[TASK REQUIREMENTS]
Copy out each line exactly; pictures stay out of the copy.

[RECORDS FOR THIS EXERCISE]

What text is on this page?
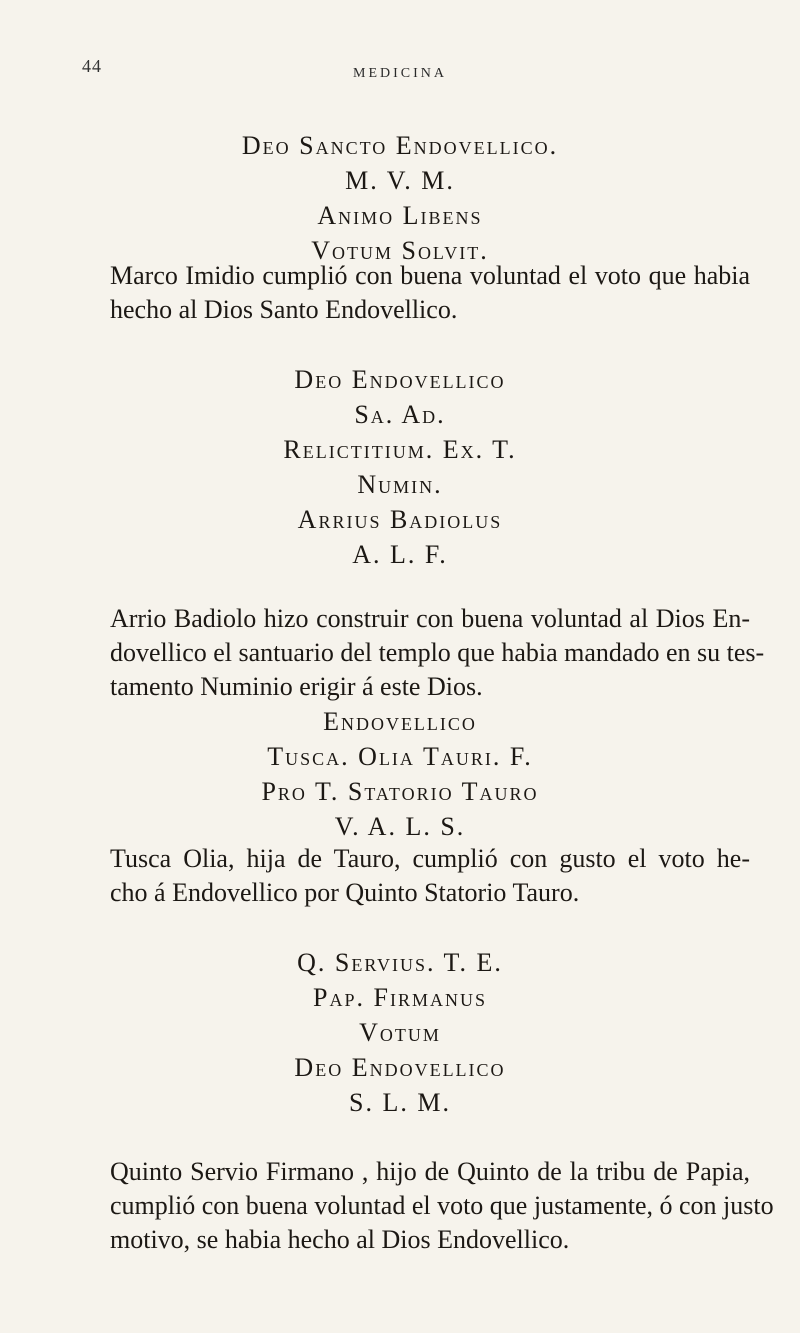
44	MEDICINA
Deo Sancto Endovellico.
M. V. M.
Animo Libens
Votum Solvit.
Marco Imidio cumplió con buena voluntad el voto que habia
hecho al Dios Santo Endovellico.
Deo Endovellico
Sa. Ad.
Relictitium. Ex. T.
Numin.
Arrius Badiolus
A. L. F.
Arrio Badiolo hizo construir con buena voluntad al Dios En-
dovellico el santuario del templo que habia mandado en su tes-
tamento Numinio erigir á este Dios.
Endovellico
Tusca. Olia Tauri. F.
Pro T. Statorio Tauro
V. A. L. S.
Tusca Olia, hija de Tauro, cumplió con gusto el voto he-
cho á Endovellico por Quinto Statorio Tauro.
Q. Servius. T. E.
Pap. Firmanus
Votum
Deo Endovellico
S. L. M.
Quinto Servio Firmano , hijo de Quinto de la tribu de Papia,
cumplió con buena voluntad el voto que justamente, ó con justo
motivo, se habia hecho al Dios Endovellico.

[SOLUTION FOR THIS EXERCISE]
What text is on this page?
44	MEDICINA
Deo Sancto Endovellico.
M. V. M.
Animo Libens
Votum Solvit.
Marco Imidio cumplió con buena voluntad el voto que habia
hecho al Dios Santo Endovellico.
Deo Endovellico
Sa. Ad.
Relictitium. Ex. T.
Numin.
Arrius Badiolus
A. L. F.
Arrio Badiolo hizo construir con buena voluntad al Dios En-
dovellico el santuario del templo que habia mandado en su tes-
tamento Numinio erigir á este Dios.
Endovellico
Tusca. Olia Tauri. F.
Pro T. Statorio Tauro
V. A. L. S.
Tusca Olia, hija de Tauro, cumplió con gusto el voto he-
cho á Endovellico por Quinto Statorio Tauro.
Q. Servius. T. E.
Pap. Firmanus
Votum
Deo Endovellico
S. L. M.
Quinto Servio Firmano , hijo de Quinto de la tribu de Papia,
cumplió con buena voluntad el voto que justamente, ó con justo
motivo, se habia hecho al Dios Endovellico.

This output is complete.